Exercise goal >> Please copy every line of the records below that holds the word "Ascension".

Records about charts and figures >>
====

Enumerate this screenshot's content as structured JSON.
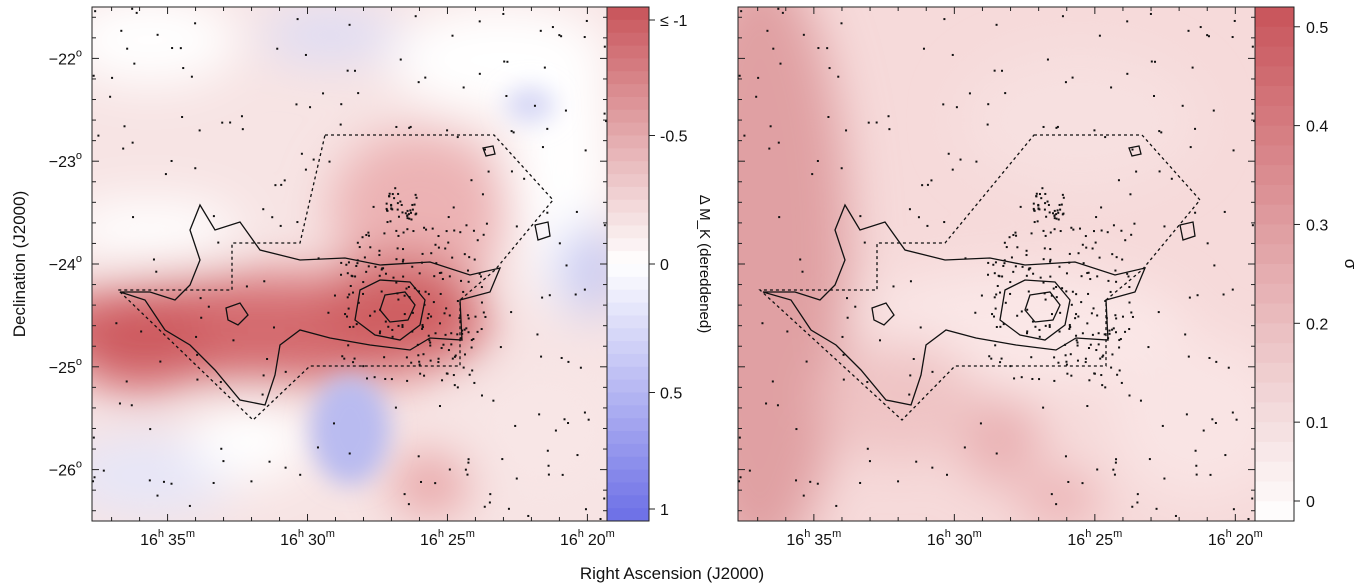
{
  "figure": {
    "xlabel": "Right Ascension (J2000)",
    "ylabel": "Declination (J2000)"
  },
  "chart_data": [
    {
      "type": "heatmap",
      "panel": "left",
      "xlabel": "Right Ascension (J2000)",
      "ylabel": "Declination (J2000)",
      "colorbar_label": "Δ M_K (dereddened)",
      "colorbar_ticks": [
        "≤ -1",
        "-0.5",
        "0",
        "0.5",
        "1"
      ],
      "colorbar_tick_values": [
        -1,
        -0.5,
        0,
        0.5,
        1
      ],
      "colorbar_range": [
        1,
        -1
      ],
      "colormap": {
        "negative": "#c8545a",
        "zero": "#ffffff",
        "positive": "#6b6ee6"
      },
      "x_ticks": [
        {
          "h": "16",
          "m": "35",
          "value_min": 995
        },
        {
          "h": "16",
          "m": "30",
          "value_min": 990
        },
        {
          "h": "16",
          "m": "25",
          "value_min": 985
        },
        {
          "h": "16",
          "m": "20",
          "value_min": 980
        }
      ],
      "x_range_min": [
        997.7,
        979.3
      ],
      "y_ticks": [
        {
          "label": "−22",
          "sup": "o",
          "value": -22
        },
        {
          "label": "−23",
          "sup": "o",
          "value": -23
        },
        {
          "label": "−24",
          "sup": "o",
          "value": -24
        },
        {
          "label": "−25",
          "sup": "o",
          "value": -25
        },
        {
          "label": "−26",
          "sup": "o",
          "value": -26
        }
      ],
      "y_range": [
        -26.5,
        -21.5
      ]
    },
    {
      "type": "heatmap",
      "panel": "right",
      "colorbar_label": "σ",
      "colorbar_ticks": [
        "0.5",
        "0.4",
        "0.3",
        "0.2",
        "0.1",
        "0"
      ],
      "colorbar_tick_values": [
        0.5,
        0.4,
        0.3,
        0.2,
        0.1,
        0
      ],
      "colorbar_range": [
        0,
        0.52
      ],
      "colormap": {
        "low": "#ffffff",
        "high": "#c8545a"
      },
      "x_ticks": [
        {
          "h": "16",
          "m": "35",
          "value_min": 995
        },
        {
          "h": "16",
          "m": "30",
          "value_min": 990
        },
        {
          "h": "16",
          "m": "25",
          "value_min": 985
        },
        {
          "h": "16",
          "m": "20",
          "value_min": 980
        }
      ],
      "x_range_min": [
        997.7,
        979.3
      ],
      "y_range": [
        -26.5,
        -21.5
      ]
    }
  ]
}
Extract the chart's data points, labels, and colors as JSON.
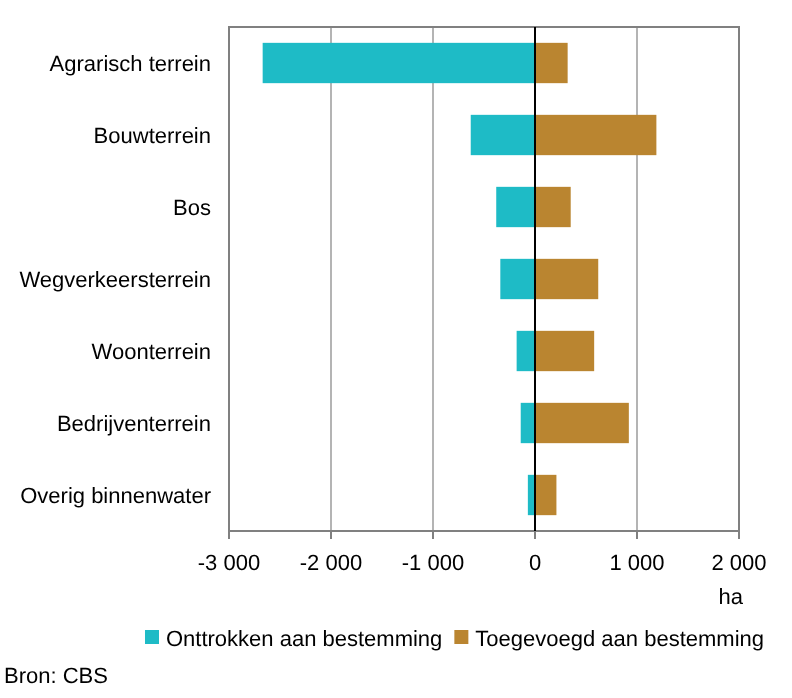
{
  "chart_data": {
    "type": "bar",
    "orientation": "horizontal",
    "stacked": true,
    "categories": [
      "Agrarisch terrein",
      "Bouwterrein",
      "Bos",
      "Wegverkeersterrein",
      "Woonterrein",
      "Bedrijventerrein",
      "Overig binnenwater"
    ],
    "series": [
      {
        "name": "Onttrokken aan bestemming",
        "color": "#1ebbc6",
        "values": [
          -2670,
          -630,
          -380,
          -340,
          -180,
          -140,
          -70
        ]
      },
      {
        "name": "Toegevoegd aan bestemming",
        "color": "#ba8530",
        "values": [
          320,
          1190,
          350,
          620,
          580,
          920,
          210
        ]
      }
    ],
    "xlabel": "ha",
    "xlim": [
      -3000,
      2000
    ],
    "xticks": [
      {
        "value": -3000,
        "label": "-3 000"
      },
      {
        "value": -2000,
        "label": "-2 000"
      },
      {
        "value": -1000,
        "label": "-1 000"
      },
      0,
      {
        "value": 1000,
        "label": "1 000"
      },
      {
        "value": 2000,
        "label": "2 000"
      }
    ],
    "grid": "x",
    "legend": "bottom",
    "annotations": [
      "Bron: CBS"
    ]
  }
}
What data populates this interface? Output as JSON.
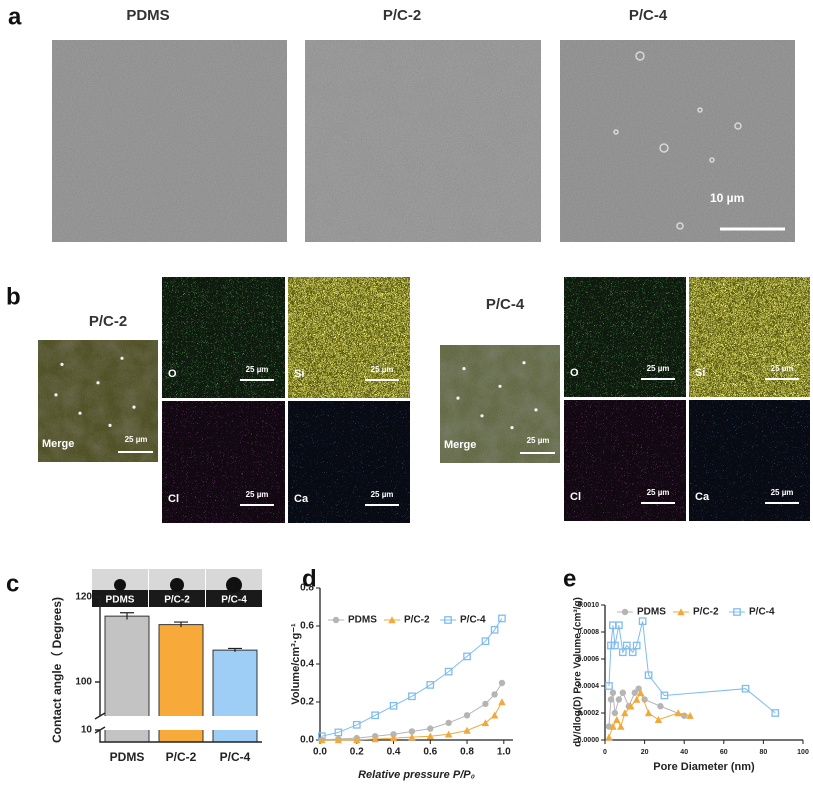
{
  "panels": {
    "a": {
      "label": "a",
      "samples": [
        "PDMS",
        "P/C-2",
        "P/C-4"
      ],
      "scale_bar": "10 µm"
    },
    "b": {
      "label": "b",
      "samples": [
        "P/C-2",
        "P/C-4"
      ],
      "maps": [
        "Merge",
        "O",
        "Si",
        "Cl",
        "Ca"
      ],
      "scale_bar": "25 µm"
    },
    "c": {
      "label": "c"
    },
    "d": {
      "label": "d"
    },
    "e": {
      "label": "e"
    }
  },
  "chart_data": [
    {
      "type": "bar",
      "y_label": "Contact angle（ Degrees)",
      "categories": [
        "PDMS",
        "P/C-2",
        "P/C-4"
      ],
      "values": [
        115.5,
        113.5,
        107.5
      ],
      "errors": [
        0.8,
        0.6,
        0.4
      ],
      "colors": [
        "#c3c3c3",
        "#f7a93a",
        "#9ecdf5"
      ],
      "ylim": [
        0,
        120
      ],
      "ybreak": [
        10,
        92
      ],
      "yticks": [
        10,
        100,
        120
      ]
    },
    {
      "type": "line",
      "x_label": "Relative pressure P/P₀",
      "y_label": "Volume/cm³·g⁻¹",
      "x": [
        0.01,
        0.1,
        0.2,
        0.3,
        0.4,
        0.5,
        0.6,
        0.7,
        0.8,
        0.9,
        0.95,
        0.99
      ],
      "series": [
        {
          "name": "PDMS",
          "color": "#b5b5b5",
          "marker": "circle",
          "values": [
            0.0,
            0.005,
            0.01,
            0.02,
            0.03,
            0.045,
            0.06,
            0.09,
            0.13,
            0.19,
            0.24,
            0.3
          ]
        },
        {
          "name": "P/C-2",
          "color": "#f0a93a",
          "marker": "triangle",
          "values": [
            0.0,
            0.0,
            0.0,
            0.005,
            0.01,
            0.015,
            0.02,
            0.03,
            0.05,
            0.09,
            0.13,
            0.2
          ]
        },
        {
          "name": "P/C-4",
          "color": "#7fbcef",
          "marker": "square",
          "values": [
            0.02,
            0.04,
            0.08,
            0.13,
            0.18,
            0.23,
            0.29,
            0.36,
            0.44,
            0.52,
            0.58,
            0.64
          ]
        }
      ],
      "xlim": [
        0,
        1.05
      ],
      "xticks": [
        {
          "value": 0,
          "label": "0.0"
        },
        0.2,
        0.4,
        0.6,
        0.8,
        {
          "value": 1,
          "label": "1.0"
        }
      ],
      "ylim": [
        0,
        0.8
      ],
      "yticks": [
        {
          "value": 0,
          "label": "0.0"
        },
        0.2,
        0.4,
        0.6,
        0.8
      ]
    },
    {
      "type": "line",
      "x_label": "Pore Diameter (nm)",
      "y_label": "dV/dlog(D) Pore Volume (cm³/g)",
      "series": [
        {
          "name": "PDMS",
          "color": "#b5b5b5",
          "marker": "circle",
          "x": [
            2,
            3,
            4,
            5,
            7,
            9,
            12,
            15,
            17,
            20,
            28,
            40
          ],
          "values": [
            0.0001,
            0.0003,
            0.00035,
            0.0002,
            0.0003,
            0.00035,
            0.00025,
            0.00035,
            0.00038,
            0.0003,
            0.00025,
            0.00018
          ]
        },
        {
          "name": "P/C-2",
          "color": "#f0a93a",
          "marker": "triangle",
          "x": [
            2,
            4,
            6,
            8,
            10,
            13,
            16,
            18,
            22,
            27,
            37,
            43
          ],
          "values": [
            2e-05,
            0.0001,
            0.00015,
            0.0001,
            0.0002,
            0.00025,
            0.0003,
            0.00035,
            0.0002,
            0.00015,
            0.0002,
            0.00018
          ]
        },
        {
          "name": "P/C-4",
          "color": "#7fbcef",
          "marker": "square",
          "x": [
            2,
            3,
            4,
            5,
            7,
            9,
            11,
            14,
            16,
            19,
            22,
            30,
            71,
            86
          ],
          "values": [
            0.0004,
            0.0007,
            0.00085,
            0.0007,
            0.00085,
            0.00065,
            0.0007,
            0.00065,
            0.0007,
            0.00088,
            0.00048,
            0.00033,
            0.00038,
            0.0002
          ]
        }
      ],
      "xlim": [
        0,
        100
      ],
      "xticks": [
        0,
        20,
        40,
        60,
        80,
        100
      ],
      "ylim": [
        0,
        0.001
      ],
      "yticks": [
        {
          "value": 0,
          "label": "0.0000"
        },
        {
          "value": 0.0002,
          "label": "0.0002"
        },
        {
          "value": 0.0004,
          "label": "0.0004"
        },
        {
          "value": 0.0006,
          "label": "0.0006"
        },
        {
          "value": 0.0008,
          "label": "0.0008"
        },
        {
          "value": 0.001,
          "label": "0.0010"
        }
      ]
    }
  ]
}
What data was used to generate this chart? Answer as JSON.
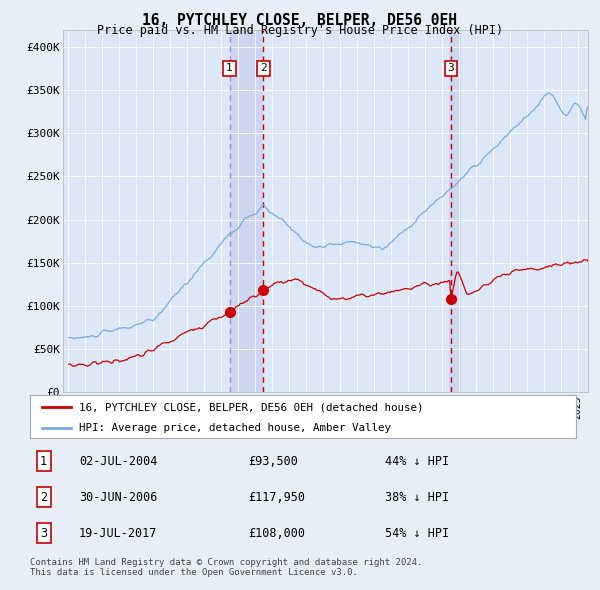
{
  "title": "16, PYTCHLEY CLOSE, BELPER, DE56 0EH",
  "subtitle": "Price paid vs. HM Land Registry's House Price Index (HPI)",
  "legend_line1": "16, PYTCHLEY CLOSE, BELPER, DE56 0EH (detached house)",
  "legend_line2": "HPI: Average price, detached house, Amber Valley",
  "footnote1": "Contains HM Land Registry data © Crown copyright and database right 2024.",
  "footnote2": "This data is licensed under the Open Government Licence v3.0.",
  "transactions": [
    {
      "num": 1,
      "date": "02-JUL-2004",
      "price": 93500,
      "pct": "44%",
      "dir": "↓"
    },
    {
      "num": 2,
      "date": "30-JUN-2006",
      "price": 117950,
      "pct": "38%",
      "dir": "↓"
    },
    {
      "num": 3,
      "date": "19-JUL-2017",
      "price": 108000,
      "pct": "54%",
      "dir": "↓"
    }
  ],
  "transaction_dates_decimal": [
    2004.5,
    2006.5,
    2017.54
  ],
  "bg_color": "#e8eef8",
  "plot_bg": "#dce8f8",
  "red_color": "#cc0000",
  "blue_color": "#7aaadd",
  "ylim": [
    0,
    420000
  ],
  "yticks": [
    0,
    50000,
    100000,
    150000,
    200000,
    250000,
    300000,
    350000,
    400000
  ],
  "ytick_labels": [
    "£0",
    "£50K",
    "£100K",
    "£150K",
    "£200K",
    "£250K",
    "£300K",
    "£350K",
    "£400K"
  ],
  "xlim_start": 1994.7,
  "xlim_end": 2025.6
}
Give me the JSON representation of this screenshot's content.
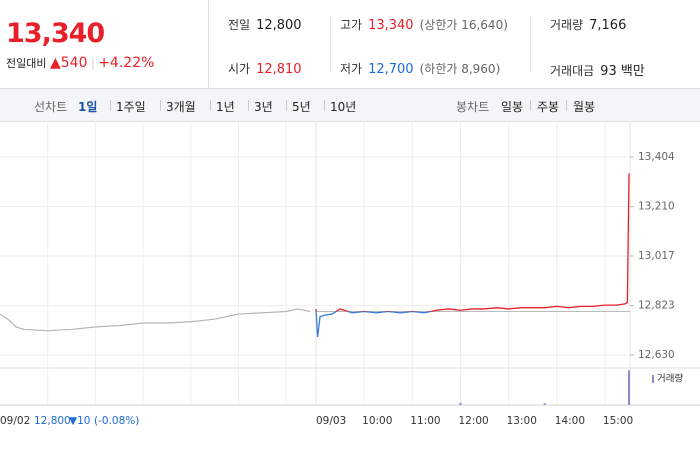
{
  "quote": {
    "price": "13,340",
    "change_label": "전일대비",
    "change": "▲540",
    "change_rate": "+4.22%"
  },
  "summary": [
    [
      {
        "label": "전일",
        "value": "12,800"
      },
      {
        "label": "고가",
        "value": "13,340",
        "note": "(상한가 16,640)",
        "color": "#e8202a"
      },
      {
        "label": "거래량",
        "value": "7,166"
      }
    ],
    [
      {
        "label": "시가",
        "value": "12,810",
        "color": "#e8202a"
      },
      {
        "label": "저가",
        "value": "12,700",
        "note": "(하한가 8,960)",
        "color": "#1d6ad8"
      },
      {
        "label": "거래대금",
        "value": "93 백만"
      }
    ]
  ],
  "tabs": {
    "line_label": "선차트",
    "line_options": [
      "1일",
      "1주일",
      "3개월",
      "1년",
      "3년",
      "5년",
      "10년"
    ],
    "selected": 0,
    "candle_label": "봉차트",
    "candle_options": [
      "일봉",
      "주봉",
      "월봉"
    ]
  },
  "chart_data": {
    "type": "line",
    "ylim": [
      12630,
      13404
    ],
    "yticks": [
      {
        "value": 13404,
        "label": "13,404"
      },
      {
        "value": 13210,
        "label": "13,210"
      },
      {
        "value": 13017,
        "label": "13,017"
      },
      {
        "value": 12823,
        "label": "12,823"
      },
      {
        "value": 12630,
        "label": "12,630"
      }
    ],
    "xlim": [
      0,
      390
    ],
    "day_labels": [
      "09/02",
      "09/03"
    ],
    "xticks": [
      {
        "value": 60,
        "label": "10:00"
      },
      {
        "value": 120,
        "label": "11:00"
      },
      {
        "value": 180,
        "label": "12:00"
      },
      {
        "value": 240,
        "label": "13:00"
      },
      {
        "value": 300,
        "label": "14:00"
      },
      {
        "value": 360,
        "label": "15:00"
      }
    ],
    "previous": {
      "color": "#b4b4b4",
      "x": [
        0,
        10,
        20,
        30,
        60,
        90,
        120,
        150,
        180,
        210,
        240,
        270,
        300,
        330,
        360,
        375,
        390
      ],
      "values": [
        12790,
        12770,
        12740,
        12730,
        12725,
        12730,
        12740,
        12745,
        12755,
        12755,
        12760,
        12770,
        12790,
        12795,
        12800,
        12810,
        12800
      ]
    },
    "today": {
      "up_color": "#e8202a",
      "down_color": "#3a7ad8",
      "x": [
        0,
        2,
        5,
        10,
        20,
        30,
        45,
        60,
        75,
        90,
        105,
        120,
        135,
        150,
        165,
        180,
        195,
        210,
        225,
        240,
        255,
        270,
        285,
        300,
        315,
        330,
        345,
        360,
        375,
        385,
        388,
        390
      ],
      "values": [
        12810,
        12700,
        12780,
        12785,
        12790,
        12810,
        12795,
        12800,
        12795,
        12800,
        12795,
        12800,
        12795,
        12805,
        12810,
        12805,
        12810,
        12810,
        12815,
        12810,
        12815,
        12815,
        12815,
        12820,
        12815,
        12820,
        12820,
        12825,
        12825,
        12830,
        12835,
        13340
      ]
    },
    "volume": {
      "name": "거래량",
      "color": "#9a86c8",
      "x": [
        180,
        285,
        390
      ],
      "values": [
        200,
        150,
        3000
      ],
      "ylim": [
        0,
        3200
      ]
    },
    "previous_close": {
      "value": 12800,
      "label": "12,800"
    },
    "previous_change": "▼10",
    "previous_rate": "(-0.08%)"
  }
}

====

Result for this task >>
    "xlabel": "Right Ascension (J2000)",
      "xlabel": "Right Ascension (J2000)",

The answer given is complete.